**Task description**
Rewrite the records starting at the first line and ending at the line containing "nav-item-invite-new-users[interactable]: Invite New", with "pixel coordinates" changed to "screen coordinates" and everything else left as is.
## Start Raw data
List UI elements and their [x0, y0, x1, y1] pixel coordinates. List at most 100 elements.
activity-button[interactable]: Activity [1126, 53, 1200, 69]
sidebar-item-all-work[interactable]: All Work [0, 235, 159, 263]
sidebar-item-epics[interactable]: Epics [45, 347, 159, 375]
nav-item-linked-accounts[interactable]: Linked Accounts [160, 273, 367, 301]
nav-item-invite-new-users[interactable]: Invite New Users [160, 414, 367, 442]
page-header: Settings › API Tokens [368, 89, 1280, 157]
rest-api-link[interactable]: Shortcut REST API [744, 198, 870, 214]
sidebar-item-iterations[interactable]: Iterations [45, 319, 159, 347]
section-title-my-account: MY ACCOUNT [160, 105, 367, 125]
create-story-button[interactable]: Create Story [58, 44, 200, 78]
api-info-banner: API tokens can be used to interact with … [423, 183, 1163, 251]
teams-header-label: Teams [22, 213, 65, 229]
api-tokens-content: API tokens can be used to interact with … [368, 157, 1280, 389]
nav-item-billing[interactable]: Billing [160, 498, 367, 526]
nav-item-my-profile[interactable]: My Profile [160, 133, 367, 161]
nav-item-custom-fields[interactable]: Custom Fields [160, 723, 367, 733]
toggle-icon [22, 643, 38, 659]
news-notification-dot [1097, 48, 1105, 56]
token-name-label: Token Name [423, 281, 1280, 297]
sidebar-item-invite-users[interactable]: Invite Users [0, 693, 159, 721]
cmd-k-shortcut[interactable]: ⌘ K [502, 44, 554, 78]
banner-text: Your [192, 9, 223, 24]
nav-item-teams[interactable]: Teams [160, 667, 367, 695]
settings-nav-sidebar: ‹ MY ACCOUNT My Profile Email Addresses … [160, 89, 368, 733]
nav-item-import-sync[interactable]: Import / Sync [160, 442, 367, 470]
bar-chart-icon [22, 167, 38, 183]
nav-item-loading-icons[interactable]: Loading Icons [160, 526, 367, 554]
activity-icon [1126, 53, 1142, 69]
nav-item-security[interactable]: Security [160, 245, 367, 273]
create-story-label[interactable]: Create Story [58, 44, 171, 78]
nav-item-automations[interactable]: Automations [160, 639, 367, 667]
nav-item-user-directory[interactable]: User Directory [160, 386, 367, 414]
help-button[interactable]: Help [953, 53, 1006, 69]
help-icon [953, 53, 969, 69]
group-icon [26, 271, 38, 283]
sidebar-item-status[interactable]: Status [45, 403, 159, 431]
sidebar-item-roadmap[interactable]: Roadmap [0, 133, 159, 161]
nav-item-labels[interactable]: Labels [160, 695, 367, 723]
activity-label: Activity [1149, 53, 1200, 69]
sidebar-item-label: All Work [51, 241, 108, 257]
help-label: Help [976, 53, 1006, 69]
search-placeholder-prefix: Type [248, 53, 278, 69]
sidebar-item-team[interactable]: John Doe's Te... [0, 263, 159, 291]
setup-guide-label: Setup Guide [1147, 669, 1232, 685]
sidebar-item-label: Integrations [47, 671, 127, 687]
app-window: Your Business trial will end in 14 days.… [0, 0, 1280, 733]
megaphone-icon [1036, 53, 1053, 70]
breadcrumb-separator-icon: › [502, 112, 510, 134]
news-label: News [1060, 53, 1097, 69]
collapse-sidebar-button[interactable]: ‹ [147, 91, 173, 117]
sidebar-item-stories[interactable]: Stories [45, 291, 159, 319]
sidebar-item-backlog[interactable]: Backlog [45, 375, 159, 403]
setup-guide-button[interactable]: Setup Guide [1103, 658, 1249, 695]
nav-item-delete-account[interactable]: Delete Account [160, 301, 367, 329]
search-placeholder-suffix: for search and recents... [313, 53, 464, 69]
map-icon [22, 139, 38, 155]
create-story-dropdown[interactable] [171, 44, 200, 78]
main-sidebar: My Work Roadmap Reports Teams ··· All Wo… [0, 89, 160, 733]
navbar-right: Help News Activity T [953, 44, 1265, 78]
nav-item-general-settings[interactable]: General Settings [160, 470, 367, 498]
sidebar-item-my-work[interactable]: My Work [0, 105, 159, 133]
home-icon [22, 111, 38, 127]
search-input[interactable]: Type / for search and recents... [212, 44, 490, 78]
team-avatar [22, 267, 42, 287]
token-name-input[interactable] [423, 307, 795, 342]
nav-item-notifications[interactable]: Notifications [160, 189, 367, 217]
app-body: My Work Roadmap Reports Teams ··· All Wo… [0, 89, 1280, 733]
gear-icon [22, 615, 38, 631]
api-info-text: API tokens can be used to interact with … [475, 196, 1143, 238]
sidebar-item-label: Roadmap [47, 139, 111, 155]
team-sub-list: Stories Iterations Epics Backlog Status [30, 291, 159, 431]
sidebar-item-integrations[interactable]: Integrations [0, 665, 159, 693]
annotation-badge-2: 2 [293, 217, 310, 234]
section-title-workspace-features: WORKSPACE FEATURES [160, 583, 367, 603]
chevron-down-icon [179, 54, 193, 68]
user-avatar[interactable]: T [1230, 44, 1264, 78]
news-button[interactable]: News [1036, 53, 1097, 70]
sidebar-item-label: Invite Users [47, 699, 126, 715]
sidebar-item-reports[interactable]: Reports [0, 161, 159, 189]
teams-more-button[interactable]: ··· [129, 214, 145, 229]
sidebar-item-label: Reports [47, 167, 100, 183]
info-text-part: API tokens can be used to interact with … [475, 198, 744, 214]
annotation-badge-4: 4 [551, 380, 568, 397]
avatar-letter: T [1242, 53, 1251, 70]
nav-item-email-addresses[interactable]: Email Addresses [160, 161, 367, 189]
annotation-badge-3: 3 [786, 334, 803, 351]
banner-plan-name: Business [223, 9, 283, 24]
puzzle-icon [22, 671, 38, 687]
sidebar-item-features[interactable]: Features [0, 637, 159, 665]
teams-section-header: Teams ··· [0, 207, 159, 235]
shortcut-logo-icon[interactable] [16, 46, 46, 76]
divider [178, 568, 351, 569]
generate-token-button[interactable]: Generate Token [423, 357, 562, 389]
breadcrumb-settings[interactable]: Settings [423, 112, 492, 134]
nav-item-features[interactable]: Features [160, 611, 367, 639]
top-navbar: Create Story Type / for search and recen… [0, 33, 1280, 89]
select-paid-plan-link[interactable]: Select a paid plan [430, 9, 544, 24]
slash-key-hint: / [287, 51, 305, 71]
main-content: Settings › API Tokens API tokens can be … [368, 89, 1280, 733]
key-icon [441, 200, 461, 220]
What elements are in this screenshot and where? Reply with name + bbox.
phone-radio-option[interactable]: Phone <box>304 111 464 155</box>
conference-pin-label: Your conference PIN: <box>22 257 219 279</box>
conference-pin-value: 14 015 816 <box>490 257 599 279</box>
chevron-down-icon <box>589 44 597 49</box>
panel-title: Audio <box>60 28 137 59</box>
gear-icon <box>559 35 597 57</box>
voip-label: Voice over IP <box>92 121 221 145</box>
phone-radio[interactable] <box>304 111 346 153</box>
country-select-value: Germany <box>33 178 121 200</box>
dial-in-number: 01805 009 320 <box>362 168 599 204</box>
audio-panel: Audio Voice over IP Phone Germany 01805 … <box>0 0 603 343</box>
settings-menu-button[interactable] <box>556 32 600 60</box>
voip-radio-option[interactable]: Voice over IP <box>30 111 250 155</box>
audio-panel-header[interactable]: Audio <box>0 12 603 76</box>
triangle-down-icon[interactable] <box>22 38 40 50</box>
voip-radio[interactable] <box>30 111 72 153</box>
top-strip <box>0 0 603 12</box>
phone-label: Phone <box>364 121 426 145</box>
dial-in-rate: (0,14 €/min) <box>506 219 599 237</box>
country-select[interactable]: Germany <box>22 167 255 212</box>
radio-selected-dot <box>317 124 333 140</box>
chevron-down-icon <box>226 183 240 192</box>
## End Raw data
**Reply to the task**
List UI elements and their [x0, y0, x1, y1] screen coordinates. List at most 100 elements.
activity-button[interactable]: Activity [1126, 53, 1200, 69]
sidebar-item-all-work[interactable]: All Work [0, 235, 159, 263]
sidebar-item-epics[interactable]: Epics [45, 347, 159, 375]
nav-item-linked-accounts[interactable]: Linked Accounts [160, 273, 367, 301]
nav-item-invite-new-users[interactable]: Invite New Users [160, 414, 367, 442]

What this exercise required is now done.